== STATED GOAL ==
Return each line of the material verbatim.

== SUPPLIED DATA ==
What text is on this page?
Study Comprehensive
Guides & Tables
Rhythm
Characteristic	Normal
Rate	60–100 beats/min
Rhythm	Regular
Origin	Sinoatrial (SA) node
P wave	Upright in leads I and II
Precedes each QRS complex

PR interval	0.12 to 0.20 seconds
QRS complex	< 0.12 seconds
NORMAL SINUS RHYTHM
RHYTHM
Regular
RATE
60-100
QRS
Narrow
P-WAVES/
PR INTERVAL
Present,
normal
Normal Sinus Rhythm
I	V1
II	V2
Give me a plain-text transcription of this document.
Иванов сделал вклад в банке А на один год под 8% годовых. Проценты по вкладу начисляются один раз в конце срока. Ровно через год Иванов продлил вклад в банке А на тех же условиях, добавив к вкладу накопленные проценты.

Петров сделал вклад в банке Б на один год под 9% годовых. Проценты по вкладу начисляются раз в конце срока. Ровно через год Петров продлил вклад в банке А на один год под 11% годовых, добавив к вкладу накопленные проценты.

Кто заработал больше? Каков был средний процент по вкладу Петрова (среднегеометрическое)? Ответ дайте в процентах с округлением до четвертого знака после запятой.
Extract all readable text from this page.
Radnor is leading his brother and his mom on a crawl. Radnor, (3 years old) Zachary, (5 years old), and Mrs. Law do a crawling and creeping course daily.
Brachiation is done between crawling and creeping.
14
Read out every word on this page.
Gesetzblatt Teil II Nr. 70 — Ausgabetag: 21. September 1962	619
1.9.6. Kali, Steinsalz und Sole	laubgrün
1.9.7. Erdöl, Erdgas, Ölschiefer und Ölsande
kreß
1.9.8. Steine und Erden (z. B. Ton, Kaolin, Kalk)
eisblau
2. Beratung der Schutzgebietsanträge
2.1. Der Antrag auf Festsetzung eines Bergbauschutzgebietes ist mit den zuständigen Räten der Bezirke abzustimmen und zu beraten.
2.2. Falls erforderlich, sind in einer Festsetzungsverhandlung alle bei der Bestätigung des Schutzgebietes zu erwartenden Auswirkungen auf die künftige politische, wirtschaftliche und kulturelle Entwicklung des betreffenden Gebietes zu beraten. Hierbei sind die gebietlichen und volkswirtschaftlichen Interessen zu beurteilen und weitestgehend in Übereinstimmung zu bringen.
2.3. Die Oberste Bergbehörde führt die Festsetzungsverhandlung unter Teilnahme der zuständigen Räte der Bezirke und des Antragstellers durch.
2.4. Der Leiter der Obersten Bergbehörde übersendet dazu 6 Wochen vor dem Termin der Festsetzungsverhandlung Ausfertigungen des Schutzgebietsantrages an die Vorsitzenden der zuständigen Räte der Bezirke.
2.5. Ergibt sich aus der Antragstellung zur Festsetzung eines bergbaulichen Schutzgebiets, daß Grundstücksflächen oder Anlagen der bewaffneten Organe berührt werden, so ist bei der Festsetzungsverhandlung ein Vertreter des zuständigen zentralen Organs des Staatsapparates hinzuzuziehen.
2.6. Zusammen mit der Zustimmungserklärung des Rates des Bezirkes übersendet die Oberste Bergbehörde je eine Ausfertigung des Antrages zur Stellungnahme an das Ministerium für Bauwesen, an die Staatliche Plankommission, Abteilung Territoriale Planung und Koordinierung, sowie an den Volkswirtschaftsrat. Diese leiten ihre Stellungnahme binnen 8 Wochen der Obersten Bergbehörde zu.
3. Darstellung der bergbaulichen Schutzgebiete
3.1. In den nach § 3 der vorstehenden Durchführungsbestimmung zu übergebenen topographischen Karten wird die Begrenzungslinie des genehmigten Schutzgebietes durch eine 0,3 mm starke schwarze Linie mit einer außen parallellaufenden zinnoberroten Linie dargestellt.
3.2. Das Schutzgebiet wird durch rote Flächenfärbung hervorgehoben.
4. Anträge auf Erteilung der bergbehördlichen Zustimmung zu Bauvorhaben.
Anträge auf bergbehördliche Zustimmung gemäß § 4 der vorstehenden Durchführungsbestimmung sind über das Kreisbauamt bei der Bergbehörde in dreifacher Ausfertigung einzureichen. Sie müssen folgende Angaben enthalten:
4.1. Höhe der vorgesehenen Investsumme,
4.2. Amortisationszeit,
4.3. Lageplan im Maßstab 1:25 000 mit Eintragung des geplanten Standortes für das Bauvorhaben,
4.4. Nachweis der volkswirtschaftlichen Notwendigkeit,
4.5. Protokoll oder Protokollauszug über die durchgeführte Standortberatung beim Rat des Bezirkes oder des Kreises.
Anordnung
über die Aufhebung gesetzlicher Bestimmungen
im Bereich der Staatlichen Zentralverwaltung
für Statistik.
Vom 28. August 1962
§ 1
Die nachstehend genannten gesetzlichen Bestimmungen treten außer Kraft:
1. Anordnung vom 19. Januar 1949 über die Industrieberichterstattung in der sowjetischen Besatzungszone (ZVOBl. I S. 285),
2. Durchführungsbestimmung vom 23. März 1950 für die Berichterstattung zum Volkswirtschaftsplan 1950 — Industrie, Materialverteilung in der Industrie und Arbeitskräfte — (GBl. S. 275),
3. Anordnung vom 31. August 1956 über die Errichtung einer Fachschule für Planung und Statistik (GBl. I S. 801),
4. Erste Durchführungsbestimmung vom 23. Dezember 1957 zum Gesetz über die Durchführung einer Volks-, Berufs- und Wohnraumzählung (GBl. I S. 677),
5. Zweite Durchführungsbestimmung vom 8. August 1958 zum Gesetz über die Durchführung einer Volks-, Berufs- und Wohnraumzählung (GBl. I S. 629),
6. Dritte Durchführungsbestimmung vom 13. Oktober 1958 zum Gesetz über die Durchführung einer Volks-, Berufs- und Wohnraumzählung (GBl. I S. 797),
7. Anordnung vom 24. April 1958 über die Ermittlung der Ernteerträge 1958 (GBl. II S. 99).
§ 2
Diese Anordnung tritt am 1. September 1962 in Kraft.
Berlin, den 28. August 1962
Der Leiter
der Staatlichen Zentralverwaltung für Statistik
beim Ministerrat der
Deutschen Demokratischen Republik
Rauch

== COMPLETE RESPONSE ==
What text is on this page?
Study Comprehensive
Guides & Tables
Rhythm
Characteristic	Normal
Rate	60–100 beats/min
Rhythm	Regular
Origin	Sinoatrial (SA) node
P wave	Upright in leads I and II
Precedes each QRS complex

PR interval	0.12 to 0.20 seconds
QRS complex	< 0.12 seconds
NORMAL SINUS RHYTHM
RHYTHM
Regular
RATE
60-100
QRS
Narrow
P-WAVES/
PR INTERVAL
Present,
normal
Normal Sinus Rhythm
I	V1
II	V2
Give me a plain-text transcription of this document.
Иванов сделал вклад в банке А на один год под 8% годовых. Проценты по вкладу начисляются один раз в конце срока. Ровно через год Иванов продлил вклад в банке А на тех же условиях, добавив к вкладу накопленные проценты.

Петров сделал вклад в банке Б на один год под 9% годовых. Проценты по вкладу начисляются раз в конце срока. Ровно через год Петров продлил вклад в банке А на один год под 11% годовых, добавив к вкладу накопленные проценты.

Кто заработал больше? Каков был средний процент по вкладу Петрова (среднегеометрическое)? Ответ дайте в процентах с округлением до четвертого знака после запятой.
Extract all readable text from this page.
Radnor is leading his brother and his mom on a crawl. Radnor, (3 years old) Zachary, (5 years old), and Mrs. Law do a crawling and creeping course daily.
Brachiation is done between crawling and creeping.
14
Read out every word on this page.
Gesetzblatt Teil II Nr. 70 — Ausgabetag: 21. September 1962	619
1.9.6. Kali, Steinsalz und Sole	laubgrün
1.9.7. Erdöl, Erdgas, Ölschiefer und Ölsande
kreß
1.9.8. Steine und Erden (z. B. Ton, Kaolin, Kalk)
eisblau
2. Beratung der Schutzgebietsanträge
2.1. Der Antrag auf Festsetzung eines Bergbauschutzgebietes ist mit den zuständigen Räten der Bezirke abzustimmen und zu beraten.
2.2. Falls erforderlich, sind in einer Festsetzungsverhandlung alle bei der Bestätigung des Schutzgebietes zu erwartenden Auswirkungen auf die künftige politische, wirtschaftliche und kulturelle Entwicklung des betreffenden Gebietes zu beraten. Hierbei sind die gebietlichen und volkswirtschaftlichen Interessen zu beurteilen und weitestgehend in Übereinstimmung zu bringen.
2.3. Die Oberste Bergbehörde führt die Festsetzungsverhandlung unter Teilnahme der zuständigen Räte der Bezirke und des Antragstellers durch.
2.4. Der Leiter der Obersten Bergbehörde übersendet dazu 6 Wochen vor dem Termin der Festsetzungsverhandlung Ausfertigungen des Schutzgebietsantrages an die Vorsitzenden der zuständigen Räte der Bezirke.
2.5. Ergibt sich aus der Antragstellung zur Festsetzung eines bergbaulichen Schutzgebiets, daß Grundstücksflächen oder Anlagen der bewaffneten Organe berührt werden, so ist bei der Festsetzungsverhandlung ein Vertreter des zuständigen zentralen Organs des Staatsapparates hinzuzuziehen.
2.6. Zusammen mit der Zustimmungserklärung des Rates des Bezirkes übersendet die Oberste Bergbehörde je eine Ausfertigung des Antrages zur Stellungnahme an das Ministerium für Bauwesen, an die Staatliche Plankommission, Abteilung Territoriale Planung und Koordinierung, sowie an den Volkswirtschaftsrat. Diese leiten ihre Stellungnahme binnen 8 Wochen der Obersten Bergbehörde zu.
3. Darstellung der bergbaulichen Schutzgebiete
3.1. In den nach § 3 der vorstehenden Durchführungsbestimmung zu übergebenen topographischen Karten wird die Begrenzungslinie des genehmigten Schutzgebietes durch eine 0,3 mm starke schwarze Linie mit einer außen parallellaufenden zinnoberroten Linie dargestellt.
3.2. Das Schutzgebiet wird durch rote Flächenfärbung hervorgehoben.
4. Anträge auf Erteilung der bergbehördlichen Zustimmung zu Bauvorhaben.
Anträge auf bergbehördliche Zustimmung gemäß § 4 der vorstehenden Durchführungsbestimmung sind über das Kreisbauamt bei der Bergbehörde in dreifacher Ausfertigung einzureichen. Sie müssen folgende Angaben enthalten:
4.1. Höhe der vorgesehenen Investsumme,
4.2. Amortisationszeit,
4.3. Lageplan im Maßstab 1:25 000 mit Eintragung des geplanten Standortes für das Bauvorhaben,
4.4. Nachweis der volkswirtschaftlichen Notwendigkeit,
4.5. Protokoll oder Protokollauszug über die durchgeführte Standortberatung beim Rat des Bezirkes oder des Kreises.
Anordnung
über die Aufhebung gesetzlicher Bestimmungen
im Bereich der Staatlichen Zentralverwaltung
für Statistik.
Vom 28. August 1962
§ 1
Die nachstehend genannten gesetzlichen Bestimmungen treten außer Kraft:
1. Anordnung vom 19. Januar 1949 über die Industrieberichterstattung in der sowjetischen Besatzungszone (ZVOBl. I S. 285),
2. Durchführungsbestimmung vom 23. März 1950 für die Berichterstattung zum Volkswirtschaftsplan 1950 — Industrie, Materialverteilung in der Industrie und Arbeitskräfte — (GBl. S. 275),
3. Anordnung vom 31. August 1956 über die Errichtung einer Fachschule für Planung und Statistik (GBl. I S. 801),
4. Erste Durchführungsbestimmung vom 23. Dezember 1957 zum Gesetz über die Durchführung einer Volks-, Berufs- und Wohnraumzählung (GBl. I S. 677),
5. Zweite Durchführungsbestimmung vom 8. August 1958 zum Gesetz über die Durchführung einer Volks-, Berufs- und Wohnraumzählung (GBl. I S. 629),
6. Dritte Durchführungsbestimmung vom 13. Oktober 1958 zum Gesetz über die Durchführung einer Volks-, Berufs- und Wohnraumzählung (GBl. I S. 797),
7. Anordnung vom 24. April 1958 über die Ermittlung der Ernteerträge 1958 (GBl. II S. 99).
§ 2
Diese Anordnung tritt am 1. September 1962 in Kraft.
Berlin, den 28. August 1962
Der Leiter
der Staatlichen Zentralverwaltung für Statistik
beim Ministerrat der
Deutschen Demokratischen Republik
Rauch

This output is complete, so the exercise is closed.